--- TASK INSTRUCTIONS ---
Work out the number of lines containing "shown". Answer with nothing but that number.

--- PROVIDED DATA ---
○ ○ ○ ○

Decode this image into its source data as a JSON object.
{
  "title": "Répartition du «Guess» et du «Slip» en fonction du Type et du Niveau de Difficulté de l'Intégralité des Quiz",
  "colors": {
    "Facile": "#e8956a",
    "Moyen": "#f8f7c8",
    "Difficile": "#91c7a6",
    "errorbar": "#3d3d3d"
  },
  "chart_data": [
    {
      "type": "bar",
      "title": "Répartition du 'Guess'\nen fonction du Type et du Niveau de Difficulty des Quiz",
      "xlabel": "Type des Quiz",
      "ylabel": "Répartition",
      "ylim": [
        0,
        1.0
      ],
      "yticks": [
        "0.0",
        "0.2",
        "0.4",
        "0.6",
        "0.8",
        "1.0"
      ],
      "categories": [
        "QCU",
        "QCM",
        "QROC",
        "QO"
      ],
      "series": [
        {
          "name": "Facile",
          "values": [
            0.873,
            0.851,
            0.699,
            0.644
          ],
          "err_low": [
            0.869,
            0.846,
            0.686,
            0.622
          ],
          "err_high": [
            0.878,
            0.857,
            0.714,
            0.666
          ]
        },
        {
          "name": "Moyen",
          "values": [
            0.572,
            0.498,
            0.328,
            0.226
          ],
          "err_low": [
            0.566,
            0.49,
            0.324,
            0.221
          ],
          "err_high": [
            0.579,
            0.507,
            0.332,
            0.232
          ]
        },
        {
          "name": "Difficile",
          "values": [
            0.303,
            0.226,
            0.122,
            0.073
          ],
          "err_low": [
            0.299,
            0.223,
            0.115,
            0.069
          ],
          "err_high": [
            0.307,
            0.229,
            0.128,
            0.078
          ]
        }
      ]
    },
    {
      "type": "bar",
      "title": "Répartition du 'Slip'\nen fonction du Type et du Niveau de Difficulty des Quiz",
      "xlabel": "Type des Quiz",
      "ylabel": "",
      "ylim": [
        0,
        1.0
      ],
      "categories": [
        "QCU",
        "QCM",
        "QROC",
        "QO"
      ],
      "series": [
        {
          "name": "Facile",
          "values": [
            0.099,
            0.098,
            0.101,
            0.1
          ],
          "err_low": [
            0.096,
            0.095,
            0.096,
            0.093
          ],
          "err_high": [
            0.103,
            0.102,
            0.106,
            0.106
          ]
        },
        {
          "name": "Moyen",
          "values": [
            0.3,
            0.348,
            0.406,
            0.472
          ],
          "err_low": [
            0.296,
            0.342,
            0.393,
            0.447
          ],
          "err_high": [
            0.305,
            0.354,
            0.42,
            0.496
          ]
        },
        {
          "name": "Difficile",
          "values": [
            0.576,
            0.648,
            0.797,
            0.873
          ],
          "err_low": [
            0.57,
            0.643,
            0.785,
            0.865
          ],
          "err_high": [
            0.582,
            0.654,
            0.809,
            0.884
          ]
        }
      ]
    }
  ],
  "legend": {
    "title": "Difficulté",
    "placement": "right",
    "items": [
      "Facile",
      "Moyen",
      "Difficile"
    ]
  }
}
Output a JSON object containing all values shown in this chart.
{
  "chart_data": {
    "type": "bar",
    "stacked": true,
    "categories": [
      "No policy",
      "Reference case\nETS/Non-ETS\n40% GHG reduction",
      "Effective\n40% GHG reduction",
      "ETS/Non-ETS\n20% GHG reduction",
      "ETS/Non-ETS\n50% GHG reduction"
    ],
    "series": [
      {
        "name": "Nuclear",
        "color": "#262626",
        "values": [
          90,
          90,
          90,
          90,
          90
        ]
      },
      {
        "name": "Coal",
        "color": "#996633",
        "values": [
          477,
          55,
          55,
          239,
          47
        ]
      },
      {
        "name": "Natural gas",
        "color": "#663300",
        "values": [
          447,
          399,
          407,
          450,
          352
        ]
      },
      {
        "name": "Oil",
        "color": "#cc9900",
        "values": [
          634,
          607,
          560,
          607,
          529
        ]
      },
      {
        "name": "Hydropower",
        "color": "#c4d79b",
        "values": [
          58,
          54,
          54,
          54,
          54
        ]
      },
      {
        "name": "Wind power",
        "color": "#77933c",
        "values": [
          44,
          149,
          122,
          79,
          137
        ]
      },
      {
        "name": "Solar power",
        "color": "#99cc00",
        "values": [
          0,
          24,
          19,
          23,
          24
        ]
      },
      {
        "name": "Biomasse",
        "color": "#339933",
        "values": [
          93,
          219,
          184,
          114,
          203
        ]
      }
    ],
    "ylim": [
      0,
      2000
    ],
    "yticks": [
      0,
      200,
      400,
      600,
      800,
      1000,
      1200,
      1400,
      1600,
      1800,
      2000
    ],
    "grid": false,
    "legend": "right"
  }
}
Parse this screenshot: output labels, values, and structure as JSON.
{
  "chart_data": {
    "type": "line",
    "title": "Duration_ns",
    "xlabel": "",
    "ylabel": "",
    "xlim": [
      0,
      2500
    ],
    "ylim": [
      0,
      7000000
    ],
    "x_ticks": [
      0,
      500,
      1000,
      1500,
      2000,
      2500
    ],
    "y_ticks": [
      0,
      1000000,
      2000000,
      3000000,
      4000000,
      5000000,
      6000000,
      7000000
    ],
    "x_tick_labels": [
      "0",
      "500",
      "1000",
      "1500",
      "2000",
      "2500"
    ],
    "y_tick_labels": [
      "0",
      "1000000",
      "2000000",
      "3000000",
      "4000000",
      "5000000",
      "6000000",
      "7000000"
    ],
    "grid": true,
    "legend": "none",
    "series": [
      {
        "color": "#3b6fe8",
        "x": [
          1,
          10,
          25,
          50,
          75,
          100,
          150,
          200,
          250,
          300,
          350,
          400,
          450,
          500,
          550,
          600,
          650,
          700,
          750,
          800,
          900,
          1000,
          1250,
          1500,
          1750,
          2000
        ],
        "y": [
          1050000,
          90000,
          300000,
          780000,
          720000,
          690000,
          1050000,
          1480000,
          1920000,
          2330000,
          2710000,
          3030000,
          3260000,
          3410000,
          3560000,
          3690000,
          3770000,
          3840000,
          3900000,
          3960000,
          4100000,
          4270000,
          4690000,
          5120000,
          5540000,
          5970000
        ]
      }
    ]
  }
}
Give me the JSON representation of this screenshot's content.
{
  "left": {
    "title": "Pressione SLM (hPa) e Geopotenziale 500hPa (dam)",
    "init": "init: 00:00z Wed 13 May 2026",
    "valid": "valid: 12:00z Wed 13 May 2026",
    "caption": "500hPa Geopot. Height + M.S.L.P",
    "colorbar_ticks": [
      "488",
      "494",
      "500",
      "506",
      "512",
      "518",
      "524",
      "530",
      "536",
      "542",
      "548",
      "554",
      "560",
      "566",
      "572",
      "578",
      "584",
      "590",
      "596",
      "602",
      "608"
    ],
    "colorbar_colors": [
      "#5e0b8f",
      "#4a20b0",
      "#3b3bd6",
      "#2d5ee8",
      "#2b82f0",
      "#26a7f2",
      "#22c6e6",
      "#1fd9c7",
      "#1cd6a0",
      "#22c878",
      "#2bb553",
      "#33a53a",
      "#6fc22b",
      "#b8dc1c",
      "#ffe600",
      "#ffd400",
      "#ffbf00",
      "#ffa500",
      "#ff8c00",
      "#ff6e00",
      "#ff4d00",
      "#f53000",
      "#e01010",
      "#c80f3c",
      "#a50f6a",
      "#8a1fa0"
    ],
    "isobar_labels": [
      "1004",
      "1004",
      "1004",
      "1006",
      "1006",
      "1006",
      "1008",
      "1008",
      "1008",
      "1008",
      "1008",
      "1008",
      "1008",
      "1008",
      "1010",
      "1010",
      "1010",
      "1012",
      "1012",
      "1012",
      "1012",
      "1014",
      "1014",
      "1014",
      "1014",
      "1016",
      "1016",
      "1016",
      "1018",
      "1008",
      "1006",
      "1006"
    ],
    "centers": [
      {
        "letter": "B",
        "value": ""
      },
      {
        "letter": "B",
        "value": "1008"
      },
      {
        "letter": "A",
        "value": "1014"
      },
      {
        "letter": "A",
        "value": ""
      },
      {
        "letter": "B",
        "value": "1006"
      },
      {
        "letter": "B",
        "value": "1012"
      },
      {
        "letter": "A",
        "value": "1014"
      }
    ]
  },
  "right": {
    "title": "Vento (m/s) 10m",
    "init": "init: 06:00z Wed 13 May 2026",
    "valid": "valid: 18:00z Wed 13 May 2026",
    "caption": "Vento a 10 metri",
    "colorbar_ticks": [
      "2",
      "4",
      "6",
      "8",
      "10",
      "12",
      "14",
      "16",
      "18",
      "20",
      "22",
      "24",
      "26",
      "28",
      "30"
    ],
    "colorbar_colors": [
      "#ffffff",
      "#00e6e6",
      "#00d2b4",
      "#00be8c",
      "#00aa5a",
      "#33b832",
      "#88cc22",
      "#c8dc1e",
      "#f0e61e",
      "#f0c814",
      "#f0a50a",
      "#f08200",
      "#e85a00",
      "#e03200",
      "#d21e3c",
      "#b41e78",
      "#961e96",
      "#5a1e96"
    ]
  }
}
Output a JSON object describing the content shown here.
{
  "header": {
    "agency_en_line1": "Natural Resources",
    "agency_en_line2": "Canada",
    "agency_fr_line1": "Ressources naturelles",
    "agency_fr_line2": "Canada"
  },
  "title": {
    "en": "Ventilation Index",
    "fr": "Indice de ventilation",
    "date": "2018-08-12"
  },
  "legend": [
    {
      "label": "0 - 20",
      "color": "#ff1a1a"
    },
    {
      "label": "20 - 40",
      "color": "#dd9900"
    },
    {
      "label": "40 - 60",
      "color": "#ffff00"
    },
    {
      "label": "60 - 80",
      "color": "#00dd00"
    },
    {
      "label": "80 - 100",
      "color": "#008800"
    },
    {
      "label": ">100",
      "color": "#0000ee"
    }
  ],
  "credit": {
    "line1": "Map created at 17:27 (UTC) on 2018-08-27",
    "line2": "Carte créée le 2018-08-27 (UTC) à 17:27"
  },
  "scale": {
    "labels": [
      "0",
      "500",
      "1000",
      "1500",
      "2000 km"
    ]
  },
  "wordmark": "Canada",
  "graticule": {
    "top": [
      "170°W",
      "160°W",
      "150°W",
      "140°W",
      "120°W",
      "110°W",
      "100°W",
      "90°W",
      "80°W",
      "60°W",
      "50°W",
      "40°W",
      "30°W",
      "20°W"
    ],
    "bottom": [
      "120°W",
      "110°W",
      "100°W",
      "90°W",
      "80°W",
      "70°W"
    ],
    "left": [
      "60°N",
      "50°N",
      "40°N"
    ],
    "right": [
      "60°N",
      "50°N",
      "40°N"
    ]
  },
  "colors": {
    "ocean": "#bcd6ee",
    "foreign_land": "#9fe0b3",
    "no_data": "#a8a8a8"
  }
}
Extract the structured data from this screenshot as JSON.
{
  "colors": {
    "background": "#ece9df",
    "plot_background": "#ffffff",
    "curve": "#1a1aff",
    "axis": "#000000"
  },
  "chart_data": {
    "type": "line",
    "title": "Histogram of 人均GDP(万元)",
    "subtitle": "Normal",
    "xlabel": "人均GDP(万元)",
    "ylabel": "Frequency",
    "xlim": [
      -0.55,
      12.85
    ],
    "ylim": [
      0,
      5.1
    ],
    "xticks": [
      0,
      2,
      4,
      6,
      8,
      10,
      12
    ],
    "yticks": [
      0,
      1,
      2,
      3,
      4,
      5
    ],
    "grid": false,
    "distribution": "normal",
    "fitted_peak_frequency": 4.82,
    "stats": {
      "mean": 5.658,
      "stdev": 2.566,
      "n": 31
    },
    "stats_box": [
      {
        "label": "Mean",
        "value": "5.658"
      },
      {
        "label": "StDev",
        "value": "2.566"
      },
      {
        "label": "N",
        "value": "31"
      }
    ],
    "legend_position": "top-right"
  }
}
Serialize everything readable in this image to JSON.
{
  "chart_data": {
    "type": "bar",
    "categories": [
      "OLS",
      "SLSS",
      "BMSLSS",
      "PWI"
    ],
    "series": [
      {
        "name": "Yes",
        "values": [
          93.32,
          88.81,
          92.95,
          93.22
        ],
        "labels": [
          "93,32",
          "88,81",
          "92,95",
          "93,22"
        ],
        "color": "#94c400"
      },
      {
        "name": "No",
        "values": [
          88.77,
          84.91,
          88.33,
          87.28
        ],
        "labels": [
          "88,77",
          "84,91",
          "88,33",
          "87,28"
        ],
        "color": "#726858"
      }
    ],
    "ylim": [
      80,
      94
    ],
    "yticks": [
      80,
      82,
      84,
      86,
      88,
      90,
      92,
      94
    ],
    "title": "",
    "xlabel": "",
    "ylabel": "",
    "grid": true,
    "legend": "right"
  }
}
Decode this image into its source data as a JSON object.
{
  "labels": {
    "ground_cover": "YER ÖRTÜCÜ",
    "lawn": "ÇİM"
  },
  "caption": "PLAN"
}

○ ○ ○ ○

--- SOLUTION BELOW ---
2